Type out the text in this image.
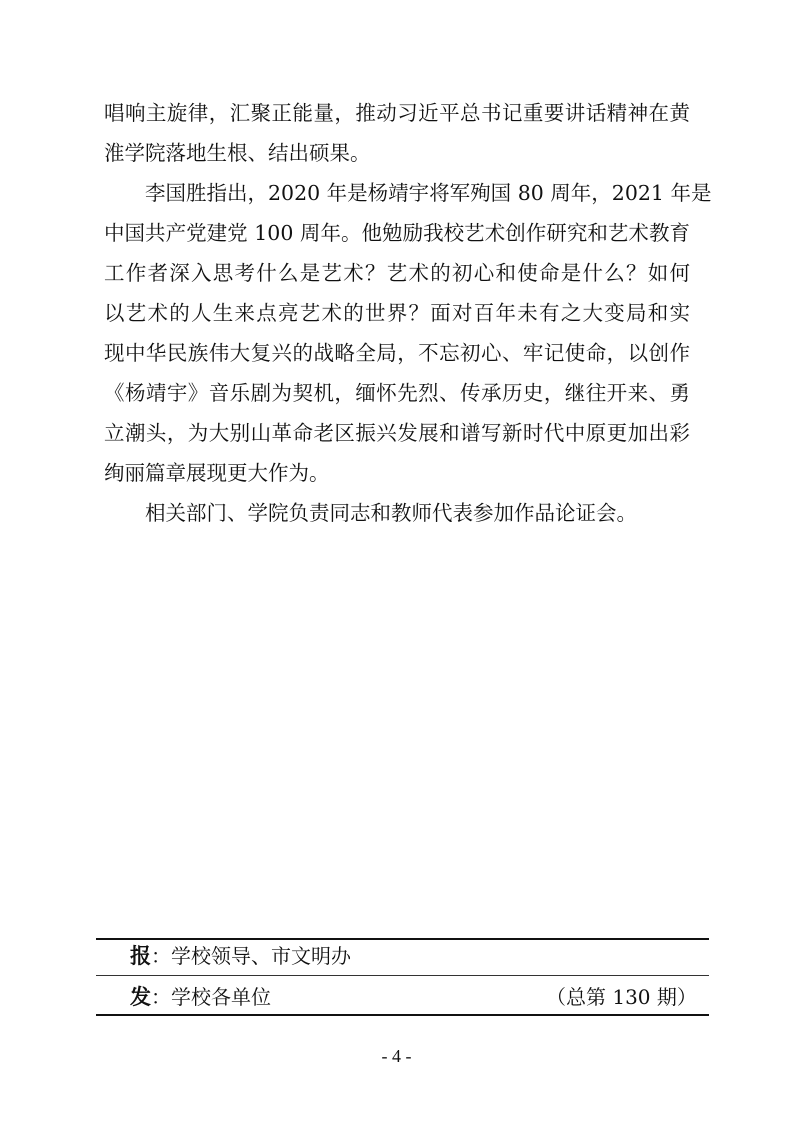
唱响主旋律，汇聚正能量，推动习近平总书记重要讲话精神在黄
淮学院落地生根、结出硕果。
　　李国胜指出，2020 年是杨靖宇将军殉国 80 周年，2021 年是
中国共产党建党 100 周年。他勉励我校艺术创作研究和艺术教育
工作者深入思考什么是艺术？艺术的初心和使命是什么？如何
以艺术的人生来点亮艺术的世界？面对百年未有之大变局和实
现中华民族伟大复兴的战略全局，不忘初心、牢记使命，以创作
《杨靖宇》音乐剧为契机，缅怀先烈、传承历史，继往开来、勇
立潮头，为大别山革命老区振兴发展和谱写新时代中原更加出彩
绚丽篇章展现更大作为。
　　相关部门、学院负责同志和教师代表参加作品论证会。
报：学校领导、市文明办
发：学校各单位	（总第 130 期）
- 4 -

———

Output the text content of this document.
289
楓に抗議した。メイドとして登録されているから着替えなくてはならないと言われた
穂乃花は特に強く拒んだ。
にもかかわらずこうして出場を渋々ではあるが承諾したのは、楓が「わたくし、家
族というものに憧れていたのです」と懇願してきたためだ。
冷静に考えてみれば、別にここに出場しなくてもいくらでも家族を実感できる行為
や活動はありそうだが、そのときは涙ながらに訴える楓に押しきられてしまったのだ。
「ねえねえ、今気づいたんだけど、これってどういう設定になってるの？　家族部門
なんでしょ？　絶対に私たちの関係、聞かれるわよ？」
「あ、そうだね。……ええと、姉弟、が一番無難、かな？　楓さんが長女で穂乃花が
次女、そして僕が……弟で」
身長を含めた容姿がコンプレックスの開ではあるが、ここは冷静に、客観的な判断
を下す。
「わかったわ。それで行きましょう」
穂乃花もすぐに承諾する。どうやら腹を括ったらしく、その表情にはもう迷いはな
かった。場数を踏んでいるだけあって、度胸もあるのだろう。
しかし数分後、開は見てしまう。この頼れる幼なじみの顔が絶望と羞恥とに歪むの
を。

———

* Task directions: Among the lines of the listing, how many hold the string "text"? Respond with only the number.

* Response to this exercise: 2